- **Exercise details**:
Go through the data and copy every line exactly, but not the images.

- **Data section**:
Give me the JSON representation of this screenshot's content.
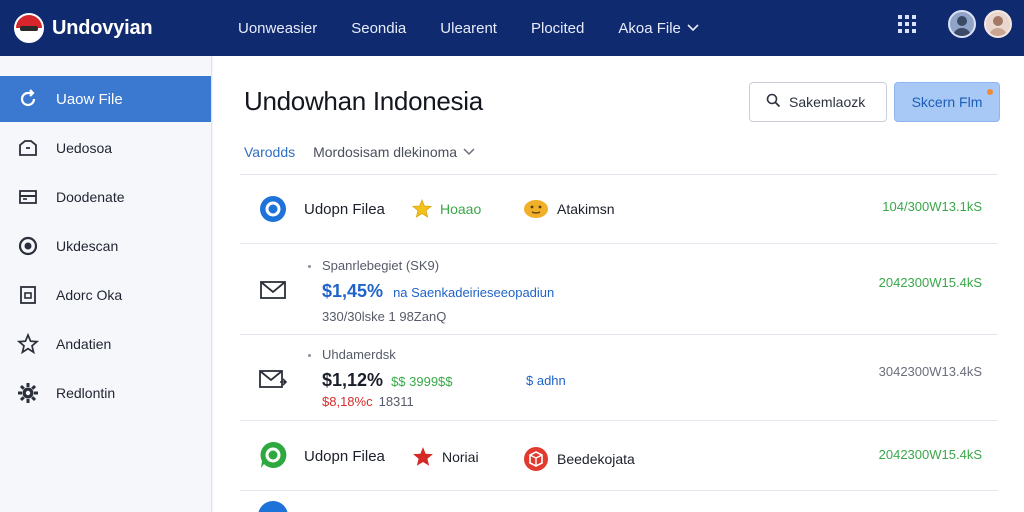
{
  "brand": {
    "name": "Undovyian"
  },
  "topnav": [
    {
      "label": "Uonweasier"
    },
    {
      "label": "Seondia"
    },
    {
      "label": "Ulearent"
    },
    {
      "label": "Plocited"
    },
    {
      "label": "Akoa File"
    }
  ],
  "sidebar": {
    "items": [
      {
        "label": "Uaow File",
        "icon": "refresh-icon",
        "active": true
      },
      {
        "label": "Uedosoa",
        "icon": "inbox-icon"
      },
      {
        "label": "Doodenate",
        "icon": "card-icon"
      },
      {
        "label": "Ukdescan",
        "icon": "circle-icon"
      },
      {
        "label": "Adorc Oka",
        "icon": "frame-icon"
      },
      {
        "label": "Andatien",
        "icon": "star-outline-icon"
      },
      {
        "label": "Redlontin",
        "icon": "gear-icon"
      }
    ]
  },
  "main": {
    "title": "Undowhan Indonesia",
    "search_label": "Sakemlaozk",
    "primary_label": "Skcern Flm",
    "tab_active": "Varodds",
    "tab_filter": "Mordosisam dlekinoma"
  },
  "rows": [
    {
      "name": "Udopn Filea",
      "tag1": "Hoaao",
      "tag2": "Atakimsn",
      "date": "104/300W13.1kS"
    },
    {
      "meta": "Spanrlebegiet (SK9)",
      "price": "$1,45%",
      "desc": "na Saenkadeirieseeopadiun",
      "sub": "330/30lske 1 98ZanQ",
      "date": "2042300W15.4kS"
    },
    {
      "meta": "Uhdamerdsk",
      "price": "$1,12%",
      "amount": "$$ 3999$$",
      "admin": "$ adhn",
      "price2": "$8,18%c",
      "sub2": "18311",
      "date": "3042300W13.4kS"
    },
    {
      "name": "Udopn Filea",
      "tag1": "Noriai",
      "tag2": "Beedekojata",
      "date": "2042300W15.4kS"
    }
  ],
  "colors": {
    "topbar": "#0f2a6e",
    "active": "#3b78cf",
    "green": "#3aa84a",
    "blue": "#1e63c9",
    "red": "#d52c2c"
  }
}
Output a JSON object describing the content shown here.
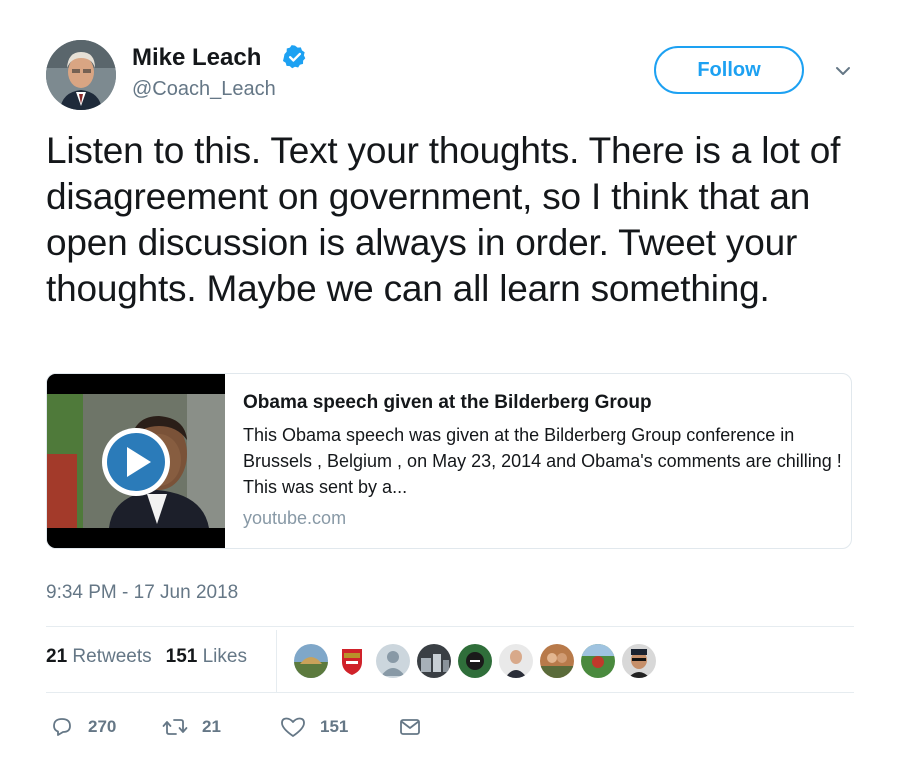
{
  "author": {
    "name": "Mike Leach",
    "handle": "@Coach_Leach",
    "verified": true
  },
  "follow_label": "Follow",
  "tweet_text": "Listen to this. Text your thoughts. There is a lot of disagreement on government, so I think that an open discussion is always in order. Tweet your thoughts. Maybe we can all learn something.",
  "card": {
    "title": "Obama speech given at the Bilderberg Group",
    "description": "This Obama speech was given at the Bilderberg Group conference in Brussels , Belgium , on May 23, 2014 and Obama's comments are chilling ! This was sent by a...",
    "domain": "youtube.com",
    "thumbnail_icon": "play-icon"
  },
  "timestamp": "9:34 PM - 17 Jun 2018",
  "stats": {
    "retweets_count": "21",
    "retweets_label": "Retweets",
    "likes_count": "151",
    "likes_label": "Likes"
  },
  "likers_count": 9,
  "actions": {
    "replies": "270",
    "retweets": "21",
    "likes": "151"
  },
  "colors": {
    "accent": "#1da1f2",
    "text": "#14171a",
    "secondary": "#657786",
    "border": "#e1e8ed"
  }
}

- **Exercise output**:
Give me the JSON representation of this screenshot's content.
{
  "brand": {
    "name": "Undovyian"
  },
  "topnav": [
    {
      "label": "Uonweasier"
    },
    {
      "label": "Seondia"
    },
    {
      "label": "Ulearent"
    },
    {
      "label": "Plocited"
    },
    {
      "label": "Akoa File"
    }
  ],
  "sidebar": {
    "items": [
      {
        "label": "Uaow File",
        "icon": "refresh-icon",
        "active": true
      },
      {
        "label": "Uedosoa",
        "icon": "inbox-icon"
      },
      {
        "label": "Doodenate",
        "icon": "card-icon"
      },
      {
        "label": "Ukdescan",
        "icon": "circle-icon"
      },
      {
        "label": "Adorc Oka",
        "icon": "frame-icon"
      },
      {
        "label": "Andatien",
        "icon": "star-outline-icon"
      },
      {
        "label": "Redlontin",
        "icon": "gear-icon"
      }
    ]
  },
  "main": {
    "title": "Undowhan Indonesia",
    "search_label": "Sakemlaozk",
    "primary_label": "Skcern Flm",
    "tab_active": "Varodds",
    "tab_filter": "Mordosisam dlekinoma"
  },
  "rows": [
    {
      "name": "Udopn Filea",
      "tag1": "Hoaao",
      "tag2": "Atakimsn",
      "date": "104/300W13.1kS"
    },
    {
      "meta": "Spanrlebegiet (SK9)",
      "price": "$1,45%",
      "desc": "na Saenkadeirieseeopadiun",
      "sub": "330/30lske 1 98ZanQ",
      "date": "2042300W15.4kS"
    },
    {
      "meta": "Uhdamerdsk",
      "price": "$1,12%",
      "amount": "$$ 3999$$",
      "admin": "$ adhn",
      "price2": "$8,18%c",
      "sub2": "18311",
      "date": "3042300W13.4kS"
    },
    {
      "name": "Udopn Filea",
      "tag1": "Noriai",
      "tag2": "Beedekojata",
      "date": "2042300W15.4kS"
    }
  ],
  "colors": {
    "topbar": "#0f2a6e",
    "active": "#3b78cf",
    "green": "#3aa84a",
    "blue": "#1e63c9",
    "red": "#d52c2c"
  }
}
Output a JSON object describing the content shown here.
{
  "author": {
    "name": "Mike Leach",
    "handle": "@Coach_Leach",
    "verified": true
  },
  "follow_label": "Follow",
  "tweet_text": "Listen to this. Text your thoughts. There is a lot of disagreement on government, so I think that an open discussion is always in order. Tweet your thoughts. Maybe we can all learn something.",
  "card": {
    "title": "Obama speech given at the Bilderberg Group",
    "description": "This Obama speech was given at the Bilderberg Group conference in Brussels , Belgium , on May 23, 2014 and Obama's comments are chilling ! This was sent by a...",
    "domain": "youtube.com",
    "thumbnail_icon": "play-icon"
  },
  "timestamp": "9:34 PM - 17 Jun 2018",
  "stats": {
    "retweets_count": "21",
    "retweets_label": "Retweets",
    "likes_count": "151",
    "likes_label": "Likes"
  },
  "likers_count": 9,
  "actions": {
    "replies": "270",
    "retweets": "21",
    "likes": "151"
  },
  "colors": {
    "accent": "#1da1f2",
    "text": "#14171a",
    "secondary": "#657786",
    "border": "#e1e8ed"
  }
}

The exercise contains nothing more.